#### What needs to be done
Only a number is required: how many lines of the material contain the word "page"?

#### Records for the exercise

*-*-*

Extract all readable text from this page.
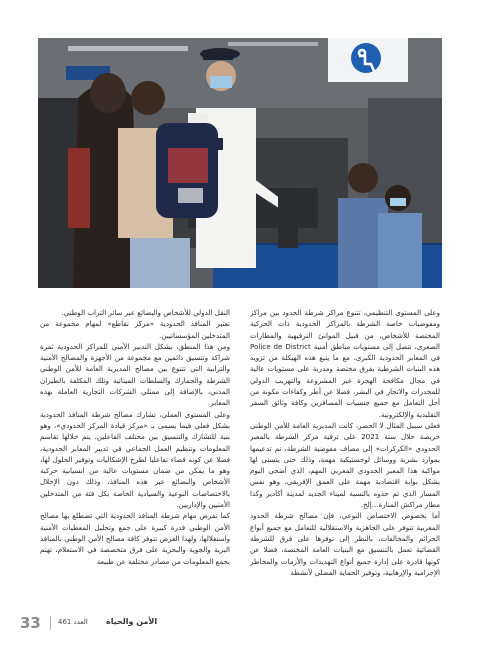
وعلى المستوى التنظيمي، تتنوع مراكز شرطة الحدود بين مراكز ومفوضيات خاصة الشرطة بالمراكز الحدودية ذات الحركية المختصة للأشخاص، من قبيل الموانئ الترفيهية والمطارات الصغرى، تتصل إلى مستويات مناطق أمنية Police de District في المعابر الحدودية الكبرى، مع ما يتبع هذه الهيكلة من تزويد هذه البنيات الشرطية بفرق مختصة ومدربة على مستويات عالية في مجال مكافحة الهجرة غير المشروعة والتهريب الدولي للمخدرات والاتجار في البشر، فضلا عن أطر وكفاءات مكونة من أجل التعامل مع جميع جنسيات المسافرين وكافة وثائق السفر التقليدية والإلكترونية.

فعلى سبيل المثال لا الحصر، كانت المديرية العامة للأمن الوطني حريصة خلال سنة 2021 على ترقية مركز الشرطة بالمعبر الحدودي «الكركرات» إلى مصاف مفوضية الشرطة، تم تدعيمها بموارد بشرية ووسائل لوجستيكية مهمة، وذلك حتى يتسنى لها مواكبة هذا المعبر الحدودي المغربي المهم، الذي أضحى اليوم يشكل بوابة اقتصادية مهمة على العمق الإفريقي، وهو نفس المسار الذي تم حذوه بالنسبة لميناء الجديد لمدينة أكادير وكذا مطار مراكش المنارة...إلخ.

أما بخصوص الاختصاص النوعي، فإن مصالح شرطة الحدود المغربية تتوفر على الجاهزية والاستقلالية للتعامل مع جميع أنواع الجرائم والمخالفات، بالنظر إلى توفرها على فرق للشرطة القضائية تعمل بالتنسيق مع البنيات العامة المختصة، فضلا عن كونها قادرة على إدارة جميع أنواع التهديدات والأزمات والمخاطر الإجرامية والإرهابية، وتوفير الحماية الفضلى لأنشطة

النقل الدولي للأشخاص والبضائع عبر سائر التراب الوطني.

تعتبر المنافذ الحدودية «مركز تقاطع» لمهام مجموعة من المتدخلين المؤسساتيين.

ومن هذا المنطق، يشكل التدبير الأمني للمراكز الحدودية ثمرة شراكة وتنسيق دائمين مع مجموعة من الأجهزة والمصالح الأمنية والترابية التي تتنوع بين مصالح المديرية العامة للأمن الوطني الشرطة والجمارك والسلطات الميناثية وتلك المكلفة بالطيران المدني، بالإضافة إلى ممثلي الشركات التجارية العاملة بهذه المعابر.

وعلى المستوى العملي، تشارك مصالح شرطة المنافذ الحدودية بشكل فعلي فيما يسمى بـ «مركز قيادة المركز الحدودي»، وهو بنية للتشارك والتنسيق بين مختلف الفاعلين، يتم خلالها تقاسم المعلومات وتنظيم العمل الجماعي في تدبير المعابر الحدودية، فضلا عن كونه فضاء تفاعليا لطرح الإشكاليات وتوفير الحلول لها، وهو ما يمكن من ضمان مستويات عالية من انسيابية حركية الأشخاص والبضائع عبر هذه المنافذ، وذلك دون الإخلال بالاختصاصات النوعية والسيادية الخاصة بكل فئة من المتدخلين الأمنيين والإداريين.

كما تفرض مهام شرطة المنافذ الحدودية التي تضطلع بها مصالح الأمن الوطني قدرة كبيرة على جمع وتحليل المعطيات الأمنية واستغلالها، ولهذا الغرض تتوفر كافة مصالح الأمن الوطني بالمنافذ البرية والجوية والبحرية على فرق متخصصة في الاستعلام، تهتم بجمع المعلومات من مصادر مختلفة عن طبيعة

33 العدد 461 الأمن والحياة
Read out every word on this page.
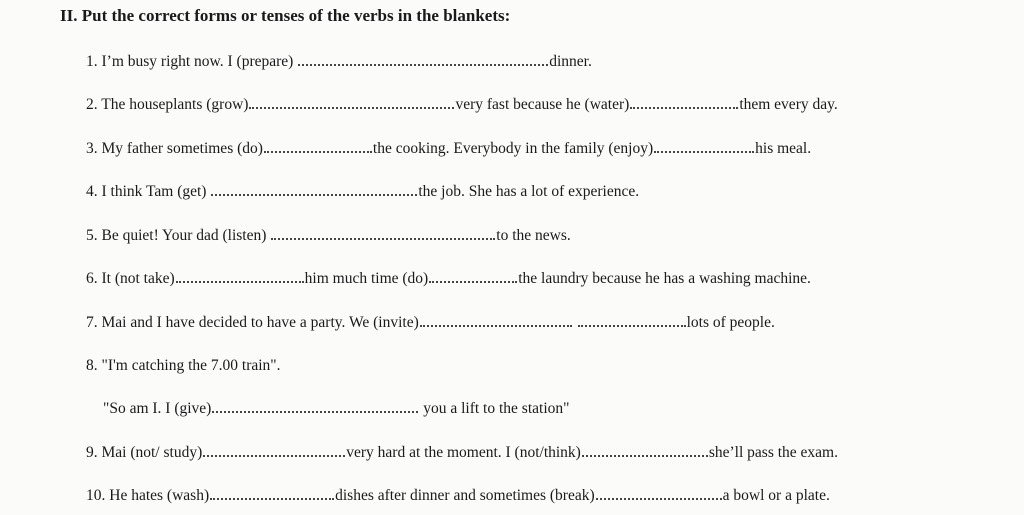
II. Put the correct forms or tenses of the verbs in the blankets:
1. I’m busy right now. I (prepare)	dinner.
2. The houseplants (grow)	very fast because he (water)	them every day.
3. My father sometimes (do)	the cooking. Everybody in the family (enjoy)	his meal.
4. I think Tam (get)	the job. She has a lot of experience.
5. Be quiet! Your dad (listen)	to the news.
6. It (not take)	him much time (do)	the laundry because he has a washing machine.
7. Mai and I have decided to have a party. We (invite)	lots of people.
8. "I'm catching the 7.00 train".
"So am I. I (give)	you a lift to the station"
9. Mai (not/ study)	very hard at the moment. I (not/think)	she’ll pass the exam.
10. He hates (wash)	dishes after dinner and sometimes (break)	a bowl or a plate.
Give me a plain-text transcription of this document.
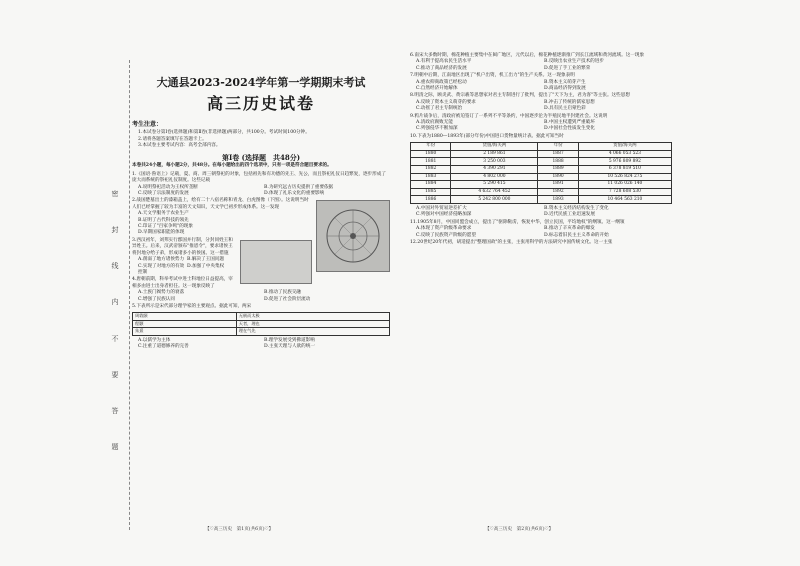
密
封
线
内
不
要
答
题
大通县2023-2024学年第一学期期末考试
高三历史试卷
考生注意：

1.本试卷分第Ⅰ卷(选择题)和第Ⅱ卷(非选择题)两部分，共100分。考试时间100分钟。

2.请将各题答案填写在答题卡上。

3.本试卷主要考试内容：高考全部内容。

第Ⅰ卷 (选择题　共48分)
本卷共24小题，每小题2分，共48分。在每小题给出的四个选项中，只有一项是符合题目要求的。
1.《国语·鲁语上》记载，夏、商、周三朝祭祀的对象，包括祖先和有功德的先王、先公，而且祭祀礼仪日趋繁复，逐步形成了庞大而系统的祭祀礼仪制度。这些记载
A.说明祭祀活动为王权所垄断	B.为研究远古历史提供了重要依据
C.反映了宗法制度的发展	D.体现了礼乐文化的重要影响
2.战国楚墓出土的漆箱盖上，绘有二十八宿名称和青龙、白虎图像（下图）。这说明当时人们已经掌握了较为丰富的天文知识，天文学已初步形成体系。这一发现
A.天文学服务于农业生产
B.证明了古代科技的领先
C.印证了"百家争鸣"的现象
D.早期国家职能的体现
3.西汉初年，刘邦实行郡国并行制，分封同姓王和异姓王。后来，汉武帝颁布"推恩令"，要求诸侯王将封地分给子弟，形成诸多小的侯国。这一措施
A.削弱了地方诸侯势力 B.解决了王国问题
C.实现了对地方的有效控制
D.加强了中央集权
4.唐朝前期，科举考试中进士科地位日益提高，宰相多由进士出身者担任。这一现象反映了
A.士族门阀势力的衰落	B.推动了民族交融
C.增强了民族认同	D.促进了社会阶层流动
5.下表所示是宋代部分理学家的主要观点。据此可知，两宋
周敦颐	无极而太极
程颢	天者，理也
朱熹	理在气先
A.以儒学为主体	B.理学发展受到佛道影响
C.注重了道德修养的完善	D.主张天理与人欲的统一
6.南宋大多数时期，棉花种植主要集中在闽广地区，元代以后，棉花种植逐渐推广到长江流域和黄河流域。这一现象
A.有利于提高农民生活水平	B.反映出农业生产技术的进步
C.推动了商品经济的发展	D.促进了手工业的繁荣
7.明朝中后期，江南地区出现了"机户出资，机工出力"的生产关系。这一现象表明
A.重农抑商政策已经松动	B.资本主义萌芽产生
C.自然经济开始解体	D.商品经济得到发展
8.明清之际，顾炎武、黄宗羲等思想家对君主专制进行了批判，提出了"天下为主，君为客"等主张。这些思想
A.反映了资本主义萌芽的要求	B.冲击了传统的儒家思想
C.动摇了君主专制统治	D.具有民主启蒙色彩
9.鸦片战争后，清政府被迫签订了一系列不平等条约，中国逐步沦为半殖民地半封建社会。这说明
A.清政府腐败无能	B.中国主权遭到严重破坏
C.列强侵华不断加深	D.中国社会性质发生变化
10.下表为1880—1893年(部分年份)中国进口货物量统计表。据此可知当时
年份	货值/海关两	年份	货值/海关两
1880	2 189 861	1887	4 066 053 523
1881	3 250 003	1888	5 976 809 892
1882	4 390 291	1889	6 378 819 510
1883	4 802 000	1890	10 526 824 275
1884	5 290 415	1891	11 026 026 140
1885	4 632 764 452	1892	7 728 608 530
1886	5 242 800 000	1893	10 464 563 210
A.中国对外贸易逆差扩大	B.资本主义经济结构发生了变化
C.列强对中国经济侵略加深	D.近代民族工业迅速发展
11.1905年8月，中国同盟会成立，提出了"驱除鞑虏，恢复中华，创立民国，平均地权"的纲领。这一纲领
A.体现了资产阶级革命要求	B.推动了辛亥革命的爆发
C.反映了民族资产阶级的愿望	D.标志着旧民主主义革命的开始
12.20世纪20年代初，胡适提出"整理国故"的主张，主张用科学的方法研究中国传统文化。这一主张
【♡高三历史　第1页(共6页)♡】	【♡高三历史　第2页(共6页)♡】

*-*-*

#### Worked solution
2